Selected excerpt:
▼▼▼

However, multilingual education might be disempowering African languages and using symbolic gestures to mask the dominance of English. Some argue that youth voices perpetuate the hegemony of English. I often wonder if multilingual education is indeed happening when even African languages, such as isiXhosa, are being taught in English.
A few days ago, I lectured in my second-year isiXhosa class and started listing the parts of speech in isiXhosa. A very distressed voice erupted from the students, “Doc, last year we were taught isiXhosa in English”.
I wondered then whether colonial ways of teaching African languages have ceased in academic spaces or whether they have persisted despite isiXhosa having been a written language for years.
The student’s remark also made me realise that the colonial and apartheid language policies and hierarchies continue to shape power dynamics in the classroom.
In a recent study in Language Matters, my colleague Christine Anthonissen and I indicated that at times some institutions can be diminishing multilingual spaces, where glossy policies profess multilingualism but the actual practice largely remains monolingual.
What the student's utterances proved is that we might be faced with a quandary as language researchers because we may think that we are producing multilingual citizens but, in fact, are producing people who use English to survive in different contexts.
This will happen if multilingual policies and their implementation remain vague in our educational institutions. While I recognise that there are notable strides made to enhance multilingualism in different universities, especially when it comes to signage, corporate communications and the like.
Additionally, the hyperbole in scholarship on multilingual education and how it should be a vehicle in decolonial movements raises the question of whether it can bring about real transformation or whether it remains a mere rhetoric.
The point is; we might need to relook at what it means to create young multilingual scholars in South Africa today. This comes as African languages are still struggling as subjects and as languages of learning and teaching in our higher education sector. In this, one sees whose language(s) get institutional recognition and when, and whose language continues to be marginalised.
As I have argued elsewhere, the only way to see a true multilingual education is to ensure that African languages are used more in writing, even in academia. If African language students cannot contribute to scholarly discourses in their mother tongues as they can in English, we may be wasting our time.
For African languages to be seen as languages for accessing knowledge and be implemented as such is a matter of equity and justice. In our classrooms, we still have young individuals who bring diverse linguistic repertoires but are ignored in the construction of knowledge.

▲▲▲

What needs to be done:
Rewrite the passage on multilingual education from "What the student's" down to "a mere rhetoric.", putting "dilemma" in place of "quandary". The records are separate material with no connection to the passage on multilingual education.

The data:
▼▼▼

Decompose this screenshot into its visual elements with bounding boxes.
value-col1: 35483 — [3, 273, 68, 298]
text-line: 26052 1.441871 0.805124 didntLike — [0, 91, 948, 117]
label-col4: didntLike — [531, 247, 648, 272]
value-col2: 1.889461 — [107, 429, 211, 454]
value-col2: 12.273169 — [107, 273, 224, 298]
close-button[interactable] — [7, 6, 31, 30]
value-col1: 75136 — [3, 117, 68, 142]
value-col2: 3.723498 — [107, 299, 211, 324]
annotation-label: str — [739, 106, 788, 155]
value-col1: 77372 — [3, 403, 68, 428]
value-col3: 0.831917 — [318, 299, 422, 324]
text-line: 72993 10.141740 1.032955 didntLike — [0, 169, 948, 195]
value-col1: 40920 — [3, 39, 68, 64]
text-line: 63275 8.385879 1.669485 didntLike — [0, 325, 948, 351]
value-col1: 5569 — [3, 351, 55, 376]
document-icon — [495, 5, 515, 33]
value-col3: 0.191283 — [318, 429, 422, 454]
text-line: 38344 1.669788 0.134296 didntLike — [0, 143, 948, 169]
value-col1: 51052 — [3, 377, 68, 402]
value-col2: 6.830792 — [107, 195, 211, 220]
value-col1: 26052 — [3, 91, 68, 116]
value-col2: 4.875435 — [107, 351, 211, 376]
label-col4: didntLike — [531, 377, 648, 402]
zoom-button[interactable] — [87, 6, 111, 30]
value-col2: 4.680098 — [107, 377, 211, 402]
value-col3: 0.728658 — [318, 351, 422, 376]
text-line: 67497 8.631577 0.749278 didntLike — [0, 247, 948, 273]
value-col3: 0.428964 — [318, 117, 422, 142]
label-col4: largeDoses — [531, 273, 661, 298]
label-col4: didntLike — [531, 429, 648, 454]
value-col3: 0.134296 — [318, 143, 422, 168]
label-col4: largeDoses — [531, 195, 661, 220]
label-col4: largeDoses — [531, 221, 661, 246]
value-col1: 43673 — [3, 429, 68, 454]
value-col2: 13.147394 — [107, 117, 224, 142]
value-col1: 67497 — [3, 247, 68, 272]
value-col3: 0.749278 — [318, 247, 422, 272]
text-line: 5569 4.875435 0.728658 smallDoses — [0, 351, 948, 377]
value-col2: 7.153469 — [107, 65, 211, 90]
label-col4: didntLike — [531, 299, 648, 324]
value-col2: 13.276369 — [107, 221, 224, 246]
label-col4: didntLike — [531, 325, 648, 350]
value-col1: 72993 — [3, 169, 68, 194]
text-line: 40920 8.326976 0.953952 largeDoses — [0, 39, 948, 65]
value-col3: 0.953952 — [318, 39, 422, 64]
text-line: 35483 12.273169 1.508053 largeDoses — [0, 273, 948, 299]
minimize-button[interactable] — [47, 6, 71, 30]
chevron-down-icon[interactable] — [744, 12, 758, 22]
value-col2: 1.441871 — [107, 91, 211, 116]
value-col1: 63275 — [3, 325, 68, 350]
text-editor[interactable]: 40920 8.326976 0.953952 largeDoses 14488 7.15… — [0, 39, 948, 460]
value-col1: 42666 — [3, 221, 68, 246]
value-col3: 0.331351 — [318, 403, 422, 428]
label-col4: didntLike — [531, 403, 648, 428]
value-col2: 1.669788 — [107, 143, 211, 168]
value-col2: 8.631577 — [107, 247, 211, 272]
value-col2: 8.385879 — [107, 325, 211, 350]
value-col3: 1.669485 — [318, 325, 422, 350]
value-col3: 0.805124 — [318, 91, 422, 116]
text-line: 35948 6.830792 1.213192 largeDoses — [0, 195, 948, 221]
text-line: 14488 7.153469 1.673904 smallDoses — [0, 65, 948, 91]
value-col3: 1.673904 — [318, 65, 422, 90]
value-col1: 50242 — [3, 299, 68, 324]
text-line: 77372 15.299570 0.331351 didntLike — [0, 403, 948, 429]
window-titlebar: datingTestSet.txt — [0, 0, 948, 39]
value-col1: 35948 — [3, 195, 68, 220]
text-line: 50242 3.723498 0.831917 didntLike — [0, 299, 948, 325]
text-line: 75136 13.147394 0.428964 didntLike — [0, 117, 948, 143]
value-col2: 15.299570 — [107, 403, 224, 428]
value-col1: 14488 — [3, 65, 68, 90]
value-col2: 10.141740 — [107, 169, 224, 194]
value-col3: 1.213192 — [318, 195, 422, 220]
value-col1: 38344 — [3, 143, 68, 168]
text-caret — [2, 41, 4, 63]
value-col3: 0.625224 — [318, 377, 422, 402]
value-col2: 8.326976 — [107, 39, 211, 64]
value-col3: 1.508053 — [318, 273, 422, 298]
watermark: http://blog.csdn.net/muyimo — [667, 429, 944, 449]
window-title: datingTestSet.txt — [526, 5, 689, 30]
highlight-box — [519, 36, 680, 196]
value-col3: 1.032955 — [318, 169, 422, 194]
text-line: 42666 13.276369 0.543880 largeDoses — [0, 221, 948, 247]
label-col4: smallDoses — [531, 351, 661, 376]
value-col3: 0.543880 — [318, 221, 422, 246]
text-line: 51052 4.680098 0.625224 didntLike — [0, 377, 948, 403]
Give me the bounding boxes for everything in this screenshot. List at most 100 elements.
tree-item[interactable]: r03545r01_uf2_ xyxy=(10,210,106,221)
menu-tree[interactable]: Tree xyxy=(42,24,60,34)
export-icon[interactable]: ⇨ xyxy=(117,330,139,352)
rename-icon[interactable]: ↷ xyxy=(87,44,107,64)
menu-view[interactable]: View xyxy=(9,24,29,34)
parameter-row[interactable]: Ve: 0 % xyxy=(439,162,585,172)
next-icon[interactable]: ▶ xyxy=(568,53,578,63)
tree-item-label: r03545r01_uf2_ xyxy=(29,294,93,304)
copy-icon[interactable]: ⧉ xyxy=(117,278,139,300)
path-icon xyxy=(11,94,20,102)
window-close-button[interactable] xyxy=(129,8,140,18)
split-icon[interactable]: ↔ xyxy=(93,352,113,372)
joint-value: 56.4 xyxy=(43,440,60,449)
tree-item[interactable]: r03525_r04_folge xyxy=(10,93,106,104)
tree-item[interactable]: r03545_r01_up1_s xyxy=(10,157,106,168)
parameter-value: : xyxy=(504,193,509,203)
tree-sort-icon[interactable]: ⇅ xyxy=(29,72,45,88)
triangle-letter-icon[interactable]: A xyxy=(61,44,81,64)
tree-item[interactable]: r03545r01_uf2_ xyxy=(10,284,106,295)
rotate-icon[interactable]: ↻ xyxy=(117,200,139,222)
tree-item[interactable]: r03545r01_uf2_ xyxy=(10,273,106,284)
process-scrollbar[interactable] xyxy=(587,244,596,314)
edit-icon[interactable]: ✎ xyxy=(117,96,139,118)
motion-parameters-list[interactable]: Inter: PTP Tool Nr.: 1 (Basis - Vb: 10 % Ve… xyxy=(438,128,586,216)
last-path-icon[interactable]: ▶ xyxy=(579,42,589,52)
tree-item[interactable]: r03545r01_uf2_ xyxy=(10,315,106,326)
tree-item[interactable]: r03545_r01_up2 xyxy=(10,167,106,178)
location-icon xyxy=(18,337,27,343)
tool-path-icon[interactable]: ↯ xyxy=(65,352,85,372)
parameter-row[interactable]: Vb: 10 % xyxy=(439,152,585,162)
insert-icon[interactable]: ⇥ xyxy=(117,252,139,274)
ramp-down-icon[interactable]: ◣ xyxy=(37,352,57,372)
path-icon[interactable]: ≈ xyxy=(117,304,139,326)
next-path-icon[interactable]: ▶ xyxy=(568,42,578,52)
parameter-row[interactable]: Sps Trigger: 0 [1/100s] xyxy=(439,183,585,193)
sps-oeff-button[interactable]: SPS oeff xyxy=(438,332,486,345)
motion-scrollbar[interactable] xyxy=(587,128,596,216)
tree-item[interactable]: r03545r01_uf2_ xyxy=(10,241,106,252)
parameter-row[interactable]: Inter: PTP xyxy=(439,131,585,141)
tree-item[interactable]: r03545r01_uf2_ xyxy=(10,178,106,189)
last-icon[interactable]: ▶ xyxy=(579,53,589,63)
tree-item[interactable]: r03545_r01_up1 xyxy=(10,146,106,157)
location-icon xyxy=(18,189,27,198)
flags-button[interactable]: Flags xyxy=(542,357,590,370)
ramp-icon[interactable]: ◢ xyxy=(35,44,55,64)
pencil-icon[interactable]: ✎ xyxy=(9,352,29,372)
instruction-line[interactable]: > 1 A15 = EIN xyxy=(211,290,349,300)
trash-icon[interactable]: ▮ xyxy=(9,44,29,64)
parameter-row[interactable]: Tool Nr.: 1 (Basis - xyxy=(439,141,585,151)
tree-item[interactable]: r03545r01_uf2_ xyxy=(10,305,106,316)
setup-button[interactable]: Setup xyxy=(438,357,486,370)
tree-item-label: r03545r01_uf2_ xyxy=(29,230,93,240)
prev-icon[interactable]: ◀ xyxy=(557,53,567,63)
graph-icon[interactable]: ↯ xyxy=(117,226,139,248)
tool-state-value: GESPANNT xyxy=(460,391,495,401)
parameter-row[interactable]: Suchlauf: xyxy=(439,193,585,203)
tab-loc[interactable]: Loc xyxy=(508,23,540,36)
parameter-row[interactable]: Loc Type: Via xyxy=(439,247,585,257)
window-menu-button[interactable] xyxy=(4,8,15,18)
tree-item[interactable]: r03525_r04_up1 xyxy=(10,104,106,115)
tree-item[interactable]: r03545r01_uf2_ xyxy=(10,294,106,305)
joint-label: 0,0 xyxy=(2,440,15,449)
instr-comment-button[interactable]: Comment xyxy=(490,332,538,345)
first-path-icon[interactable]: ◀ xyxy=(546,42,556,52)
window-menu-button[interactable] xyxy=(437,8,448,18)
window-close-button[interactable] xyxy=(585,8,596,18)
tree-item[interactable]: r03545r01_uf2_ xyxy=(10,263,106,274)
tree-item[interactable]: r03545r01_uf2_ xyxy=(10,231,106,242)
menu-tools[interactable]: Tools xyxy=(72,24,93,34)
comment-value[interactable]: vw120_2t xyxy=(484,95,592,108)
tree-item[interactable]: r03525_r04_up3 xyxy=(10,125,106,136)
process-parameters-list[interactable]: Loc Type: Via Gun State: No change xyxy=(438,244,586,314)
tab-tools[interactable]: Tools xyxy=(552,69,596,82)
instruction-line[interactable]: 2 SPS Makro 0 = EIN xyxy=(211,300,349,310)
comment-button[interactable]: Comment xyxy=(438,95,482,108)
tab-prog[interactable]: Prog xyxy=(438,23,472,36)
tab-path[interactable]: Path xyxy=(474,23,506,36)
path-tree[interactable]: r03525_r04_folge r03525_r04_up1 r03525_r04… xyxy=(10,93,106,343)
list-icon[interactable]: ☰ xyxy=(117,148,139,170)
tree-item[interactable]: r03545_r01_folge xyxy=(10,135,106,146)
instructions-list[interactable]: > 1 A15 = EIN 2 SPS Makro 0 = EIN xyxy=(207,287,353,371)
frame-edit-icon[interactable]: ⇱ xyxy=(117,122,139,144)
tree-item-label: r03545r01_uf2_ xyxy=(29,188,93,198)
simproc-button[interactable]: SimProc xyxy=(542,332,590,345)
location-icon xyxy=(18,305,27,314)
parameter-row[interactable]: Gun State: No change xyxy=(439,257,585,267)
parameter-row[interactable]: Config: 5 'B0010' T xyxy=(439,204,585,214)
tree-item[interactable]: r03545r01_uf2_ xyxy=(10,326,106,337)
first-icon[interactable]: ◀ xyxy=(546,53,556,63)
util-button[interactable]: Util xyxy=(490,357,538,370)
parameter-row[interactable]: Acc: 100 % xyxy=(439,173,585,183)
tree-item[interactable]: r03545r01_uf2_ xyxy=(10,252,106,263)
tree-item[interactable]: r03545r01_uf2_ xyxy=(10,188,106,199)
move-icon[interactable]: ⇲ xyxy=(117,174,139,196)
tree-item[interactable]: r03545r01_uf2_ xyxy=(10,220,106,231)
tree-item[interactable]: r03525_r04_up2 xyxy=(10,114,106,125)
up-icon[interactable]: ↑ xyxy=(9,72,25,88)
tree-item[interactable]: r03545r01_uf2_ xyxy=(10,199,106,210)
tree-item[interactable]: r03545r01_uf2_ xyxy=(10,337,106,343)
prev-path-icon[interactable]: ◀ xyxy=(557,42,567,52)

▲▲▲

Solution below:
What the student's utterances proved is that we might be faced with a dilemma as language researchers because we may think that we are producing multilingual citizens but, in fact, are producing people who use English to survive in different contexts.
This will happen if multilingual policies and their implementation remain vague in our educational institutions. While I recognise that there are notable strides made to enhance multilingualism in different universities, especially when it comes to signage, corporate communications and the like.
Additionally, the hyperbole in scholarship on multilingual education and how it should be a vehicle in decolonial movements raises the question of whether it can bring about real transformation or whether it remains a mere rhetoric.